STORED DATA:

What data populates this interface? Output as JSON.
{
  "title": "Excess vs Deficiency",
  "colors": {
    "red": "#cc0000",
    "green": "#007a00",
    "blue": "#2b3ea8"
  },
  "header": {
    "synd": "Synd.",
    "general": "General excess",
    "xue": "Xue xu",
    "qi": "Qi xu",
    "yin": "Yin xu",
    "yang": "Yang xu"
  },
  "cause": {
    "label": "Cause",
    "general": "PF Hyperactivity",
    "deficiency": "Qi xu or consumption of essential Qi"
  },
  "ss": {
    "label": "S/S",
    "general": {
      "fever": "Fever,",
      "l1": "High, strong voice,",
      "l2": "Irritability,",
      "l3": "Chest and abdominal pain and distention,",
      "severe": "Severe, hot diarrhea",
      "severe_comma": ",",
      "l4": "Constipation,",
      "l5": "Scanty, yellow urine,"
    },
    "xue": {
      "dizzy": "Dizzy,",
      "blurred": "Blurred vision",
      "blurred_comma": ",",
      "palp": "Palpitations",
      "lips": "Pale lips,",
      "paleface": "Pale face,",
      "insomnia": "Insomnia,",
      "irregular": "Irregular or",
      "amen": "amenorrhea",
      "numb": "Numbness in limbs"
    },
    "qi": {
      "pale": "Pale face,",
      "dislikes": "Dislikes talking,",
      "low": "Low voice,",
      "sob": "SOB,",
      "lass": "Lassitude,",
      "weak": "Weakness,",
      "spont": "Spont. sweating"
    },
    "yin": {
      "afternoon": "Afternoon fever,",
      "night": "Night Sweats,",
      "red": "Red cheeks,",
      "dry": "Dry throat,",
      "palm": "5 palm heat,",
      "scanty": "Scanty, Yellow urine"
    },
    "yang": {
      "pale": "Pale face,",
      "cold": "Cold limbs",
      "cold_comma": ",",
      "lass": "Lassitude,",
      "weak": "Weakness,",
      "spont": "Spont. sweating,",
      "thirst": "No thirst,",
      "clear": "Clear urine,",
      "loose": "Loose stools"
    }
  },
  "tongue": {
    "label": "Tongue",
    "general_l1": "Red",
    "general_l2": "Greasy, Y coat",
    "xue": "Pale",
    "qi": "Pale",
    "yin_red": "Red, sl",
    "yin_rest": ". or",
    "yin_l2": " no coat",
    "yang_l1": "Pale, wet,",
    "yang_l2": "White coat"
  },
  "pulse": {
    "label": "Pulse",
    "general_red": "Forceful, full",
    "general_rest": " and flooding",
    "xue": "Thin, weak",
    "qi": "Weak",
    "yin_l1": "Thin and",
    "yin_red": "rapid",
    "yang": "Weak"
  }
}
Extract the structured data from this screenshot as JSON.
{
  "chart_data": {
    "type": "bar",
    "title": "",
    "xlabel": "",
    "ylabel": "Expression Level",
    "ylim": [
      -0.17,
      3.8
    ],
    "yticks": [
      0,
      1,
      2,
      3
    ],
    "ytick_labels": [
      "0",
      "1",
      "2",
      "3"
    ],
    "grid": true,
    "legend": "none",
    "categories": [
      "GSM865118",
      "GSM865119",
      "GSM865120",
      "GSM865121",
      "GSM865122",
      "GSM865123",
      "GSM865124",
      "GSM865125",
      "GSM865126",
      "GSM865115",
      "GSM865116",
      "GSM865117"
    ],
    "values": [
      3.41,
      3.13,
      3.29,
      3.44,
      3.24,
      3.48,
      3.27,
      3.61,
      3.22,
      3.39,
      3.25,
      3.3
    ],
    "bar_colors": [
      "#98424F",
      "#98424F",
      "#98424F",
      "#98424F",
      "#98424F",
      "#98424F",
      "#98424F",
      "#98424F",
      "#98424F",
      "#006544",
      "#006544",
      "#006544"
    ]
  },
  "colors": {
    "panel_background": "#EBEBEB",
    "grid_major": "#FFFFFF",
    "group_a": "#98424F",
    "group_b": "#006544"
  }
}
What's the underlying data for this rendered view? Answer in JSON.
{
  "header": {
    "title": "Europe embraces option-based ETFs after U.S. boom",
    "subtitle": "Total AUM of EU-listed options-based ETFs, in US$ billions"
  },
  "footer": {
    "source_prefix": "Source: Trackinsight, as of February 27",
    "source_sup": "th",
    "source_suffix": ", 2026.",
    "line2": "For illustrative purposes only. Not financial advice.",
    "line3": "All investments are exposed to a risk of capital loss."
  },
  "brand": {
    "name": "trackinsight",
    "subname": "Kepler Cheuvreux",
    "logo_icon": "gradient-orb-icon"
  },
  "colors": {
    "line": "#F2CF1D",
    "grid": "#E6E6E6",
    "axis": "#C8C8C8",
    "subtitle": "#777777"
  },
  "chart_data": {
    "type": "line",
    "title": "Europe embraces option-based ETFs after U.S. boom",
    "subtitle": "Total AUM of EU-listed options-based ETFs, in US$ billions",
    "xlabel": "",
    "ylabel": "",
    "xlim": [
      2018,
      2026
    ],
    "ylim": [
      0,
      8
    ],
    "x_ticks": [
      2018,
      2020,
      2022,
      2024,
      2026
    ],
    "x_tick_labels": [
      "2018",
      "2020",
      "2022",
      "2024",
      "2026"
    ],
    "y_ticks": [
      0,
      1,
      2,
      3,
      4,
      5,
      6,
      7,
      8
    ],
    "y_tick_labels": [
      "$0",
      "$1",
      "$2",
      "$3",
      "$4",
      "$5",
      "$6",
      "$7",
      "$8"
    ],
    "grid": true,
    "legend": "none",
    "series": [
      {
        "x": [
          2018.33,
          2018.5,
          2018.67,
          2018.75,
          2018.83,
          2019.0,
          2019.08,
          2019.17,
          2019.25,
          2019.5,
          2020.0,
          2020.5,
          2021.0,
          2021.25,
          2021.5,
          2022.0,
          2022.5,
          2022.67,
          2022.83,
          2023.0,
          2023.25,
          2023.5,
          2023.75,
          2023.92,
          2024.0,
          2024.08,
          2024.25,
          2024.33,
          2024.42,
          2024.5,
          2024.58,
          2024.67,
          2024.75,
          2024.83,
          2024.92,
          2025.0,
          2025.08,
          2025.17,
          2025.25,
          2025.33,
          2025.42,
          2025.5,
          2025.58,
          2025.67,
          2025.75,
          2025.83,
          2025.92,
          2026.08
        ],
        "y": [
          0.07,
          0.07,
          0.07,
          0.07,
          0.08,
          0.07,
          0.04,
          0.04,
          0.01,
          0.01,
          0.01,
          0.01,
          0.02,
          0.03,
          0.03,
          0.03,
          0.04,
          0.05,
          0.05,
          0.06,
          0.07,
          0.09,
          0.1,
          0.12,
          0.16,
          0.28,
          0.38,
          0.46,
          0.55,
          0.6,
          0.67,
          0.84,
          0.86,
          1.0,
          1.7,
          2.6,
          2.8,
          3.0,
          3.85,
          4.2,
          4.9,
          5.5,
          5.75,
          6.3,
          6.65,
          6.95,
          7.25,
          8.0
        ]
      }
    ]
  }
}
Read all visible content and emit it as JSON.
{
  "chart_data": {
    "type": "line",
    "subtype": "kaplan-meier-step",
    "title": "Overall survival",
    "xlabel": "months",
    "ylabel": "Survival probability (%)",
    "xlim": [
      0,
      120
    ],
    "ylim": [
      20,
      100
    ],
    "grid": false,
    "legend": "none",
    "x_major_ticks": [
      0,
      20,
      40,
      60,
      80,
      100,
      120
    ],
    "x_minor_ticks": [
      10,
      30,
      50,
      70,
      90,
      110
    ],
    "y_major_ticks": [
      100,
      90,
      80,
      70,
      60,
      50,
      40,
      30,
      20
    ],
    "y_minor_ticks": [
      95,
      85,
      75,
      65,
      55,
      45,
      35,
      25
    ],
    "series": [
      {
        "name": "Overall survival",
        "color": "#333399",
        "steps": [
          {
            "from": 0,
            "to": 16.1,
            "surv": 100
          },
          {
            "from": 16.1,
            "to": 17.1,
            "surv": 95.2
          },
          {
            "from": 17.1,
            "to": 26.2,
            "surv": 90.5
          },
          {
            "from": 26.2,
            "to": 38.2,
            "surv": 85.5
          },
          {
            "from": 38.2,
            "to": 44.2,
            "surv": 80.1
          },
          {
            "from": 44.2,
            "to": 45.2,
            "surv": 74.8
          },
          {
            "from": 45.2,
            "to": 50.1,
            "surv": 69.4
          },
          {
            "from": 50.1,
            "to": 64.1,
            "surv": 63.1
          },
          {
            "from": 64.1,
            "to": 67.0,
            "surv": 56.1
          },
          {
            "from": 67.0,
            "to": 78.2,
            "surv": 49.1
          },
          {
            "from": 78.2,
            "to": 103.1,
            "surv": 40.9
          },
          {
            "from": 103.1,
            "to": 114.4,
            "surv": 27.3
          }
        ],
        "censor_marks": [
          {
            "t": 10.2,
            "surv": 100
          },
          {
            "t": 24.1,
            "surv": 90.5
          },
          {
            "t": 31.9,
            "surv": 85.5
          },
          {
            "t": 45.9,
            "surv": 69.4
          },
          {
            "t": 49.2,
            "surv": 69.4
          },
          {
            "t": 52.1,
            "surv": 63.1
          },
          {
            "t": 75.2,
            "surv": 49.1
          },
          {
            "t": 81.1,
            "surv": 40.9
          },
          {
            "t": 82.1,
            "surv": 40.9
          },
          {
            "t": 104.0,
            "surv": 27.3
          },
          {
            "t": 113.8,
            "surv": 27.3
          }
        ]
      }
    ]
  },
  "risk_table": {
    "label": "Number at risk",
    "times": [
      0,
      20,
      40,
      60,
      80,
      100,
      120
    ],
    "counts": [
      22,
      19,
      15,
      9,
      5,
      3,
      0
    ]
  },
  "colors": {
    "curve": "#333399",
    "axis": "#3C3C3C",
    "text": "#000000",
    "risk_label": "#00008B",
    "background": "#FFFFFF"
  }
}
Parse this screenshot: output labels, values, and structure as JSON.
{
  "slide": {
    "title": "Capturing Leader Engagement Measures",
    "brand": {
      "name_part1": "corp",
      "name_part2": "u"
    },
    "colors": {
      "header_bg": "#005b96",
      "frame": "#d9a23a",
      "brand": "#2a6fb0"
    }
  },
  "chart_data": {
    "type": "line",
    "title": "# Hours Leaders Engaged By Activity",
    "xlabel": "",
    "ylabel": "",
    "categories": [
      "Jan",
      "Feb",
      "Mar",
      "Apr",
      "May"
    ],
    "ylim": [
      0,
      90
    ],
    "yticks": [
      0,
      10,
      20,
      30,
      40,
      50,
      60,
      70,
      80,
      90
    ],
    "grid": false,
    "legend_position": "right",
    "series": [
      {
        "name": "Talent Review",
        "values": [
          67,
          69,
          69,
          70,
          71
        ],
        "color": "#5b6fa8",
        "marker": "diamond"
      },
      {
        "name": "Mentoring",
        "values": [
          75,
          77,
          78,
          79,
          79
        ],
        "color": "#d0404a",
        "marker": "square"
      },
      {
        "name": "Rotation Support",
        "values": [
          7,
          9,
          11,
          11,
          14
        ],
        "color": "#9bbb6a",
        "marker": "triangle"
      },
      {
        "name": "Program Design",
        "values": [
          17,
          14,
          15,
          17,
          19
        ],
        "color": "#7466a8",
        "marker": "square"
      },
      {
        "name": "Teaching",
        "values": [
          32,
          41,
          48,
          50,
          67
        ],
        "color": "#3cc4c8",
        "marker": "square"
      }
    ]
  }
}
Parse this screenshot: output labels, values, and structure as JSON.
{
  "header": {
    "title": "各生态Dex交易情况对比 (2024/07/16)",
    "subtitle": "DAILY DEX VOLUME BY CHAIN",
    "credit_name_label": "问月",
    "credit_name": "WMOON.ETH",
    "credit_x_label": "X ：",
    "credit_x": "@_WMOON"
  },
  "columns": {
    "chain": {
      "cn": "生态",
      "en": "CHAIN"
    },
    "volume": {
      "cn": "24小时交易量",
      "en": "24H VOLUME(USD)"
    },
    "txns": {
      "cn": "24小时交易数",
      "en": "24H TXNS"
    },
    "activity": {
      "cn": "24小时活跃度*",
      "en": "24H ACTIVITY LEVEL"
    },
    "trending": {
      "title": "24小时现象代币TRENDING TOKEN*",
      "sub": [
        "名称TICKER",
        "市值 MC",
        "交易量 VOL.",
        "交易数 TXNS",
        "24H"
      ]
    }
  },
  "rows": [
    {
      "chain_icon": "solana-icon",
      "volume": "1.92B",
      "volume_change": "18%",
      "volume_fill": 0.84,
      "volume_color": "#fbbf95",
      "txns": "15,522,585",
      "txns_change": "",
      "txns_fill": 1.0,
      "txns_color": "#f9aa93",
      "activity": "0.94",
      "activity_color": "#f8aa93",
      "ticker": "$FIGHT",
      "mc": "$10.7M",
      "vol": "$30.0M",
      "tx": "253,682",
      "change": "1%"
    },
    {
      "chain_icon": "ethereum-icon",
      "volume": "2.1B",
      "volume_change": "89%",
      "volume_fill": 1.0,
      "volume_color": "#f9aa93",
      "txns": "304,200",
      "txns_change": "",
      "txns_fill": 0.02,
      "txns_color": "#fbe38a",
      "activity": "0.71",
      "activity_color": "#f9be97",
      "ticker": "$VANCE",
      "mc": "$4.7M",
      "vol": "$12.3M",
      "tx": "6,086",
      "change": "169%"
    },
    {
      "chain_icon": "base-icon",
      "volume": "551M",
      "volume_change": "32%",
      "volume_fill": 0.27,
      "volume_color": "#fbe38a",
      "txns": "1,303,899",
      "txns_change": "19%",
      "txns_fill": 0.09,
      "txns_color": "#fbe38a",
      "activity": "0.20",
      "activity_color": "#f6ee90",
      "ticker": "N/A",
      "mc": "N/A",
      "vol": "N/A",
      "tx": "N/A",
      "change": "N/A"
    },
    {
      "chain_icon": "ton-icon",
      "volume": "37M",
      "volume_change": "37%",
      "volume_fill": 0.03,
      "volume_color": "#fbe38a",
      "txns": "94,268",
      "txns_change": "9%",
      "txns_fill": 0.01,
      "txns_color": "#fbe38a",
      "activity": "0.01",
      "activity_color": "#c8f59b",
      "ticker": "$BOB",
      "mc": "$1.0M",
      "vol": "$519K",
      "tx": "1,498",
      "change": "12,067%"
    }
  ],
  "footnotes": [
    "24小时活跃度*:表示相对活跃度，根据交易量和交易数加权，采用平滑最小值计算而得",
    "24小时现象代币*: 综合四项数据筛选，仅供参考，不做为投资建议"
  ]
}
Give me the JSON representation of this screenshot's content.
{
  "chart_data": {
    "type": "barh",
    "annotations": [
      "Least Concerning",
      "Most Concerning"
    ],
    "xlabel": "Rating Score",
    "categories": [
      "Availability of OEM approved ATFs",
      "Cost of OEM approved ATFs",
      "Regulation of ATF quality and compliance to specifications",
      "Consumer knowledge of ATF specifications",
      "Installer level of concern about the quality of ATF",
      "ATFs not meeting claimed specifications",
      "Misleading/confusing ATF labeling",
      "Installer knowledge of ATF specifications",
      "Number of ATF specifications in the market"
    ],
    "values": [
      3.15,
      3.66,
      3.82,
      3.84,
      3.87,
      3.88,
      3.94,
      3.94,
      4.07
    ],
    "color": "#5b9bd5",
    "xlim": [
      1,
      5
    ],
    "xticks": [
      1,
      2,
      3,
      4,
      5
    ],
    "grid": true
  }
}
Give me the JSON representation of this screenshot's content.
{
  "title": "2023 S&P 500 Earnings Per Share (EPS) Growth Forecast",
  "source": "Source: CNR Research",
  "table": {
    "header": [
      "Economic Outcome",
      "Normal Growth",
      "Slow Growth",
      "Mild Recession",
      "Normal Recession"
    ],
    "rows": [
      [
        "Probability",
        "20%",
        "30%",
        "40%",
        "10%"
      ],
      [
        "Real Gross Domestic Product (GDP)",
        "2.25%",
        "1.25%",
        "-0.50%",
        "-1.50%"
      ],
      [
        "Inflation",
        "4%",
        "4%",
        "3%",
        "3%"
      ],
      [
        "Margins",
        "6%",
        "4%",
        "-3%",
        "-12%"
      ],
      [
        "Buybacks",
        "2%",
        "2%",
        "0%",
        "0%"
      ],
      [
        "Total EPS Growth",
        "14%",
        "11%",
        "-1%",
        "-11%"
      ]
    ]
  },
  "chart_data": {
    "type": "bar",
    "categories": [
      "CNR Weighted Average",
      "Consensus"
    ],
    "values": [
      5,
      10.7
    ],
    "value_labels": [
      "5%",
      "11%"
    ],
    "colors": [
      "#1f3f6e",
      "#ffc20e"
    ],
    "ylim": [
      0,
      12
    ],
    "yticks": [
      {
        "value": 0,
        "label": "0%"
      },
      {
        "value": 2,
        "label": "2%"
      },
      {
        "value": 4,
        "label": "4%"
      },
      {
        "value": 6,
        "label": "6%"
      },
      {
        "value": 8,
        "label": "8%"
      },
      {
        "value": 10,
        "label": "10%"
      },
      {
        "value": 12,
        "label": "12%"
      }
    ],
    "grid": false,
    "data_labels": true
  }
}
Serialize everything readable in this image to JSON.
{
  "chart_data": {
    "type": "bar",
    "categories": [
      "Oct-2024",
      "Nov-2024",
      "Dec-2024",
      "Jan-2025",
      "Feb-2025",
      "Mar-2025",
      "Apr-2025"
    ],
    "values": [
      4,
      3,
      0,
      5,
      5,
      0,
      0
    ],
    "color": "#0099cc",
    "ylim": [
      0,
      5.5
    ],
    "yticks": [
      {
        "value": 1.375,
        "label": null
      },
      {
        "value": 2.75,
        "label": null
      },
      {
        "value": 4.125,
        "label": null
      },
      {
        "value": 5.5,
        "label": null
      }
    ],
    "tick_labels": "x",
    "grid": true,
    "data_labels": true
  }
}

WORK TO BE COMPLETED:
Track down every line holding the string "ylabel" and copy it.

EXERCISE OUTPUT:
    "ylabel": "Expression Level",
    "ylabel": "",
    "ylabel": "Survival probability (%)",
    "ylabel": "",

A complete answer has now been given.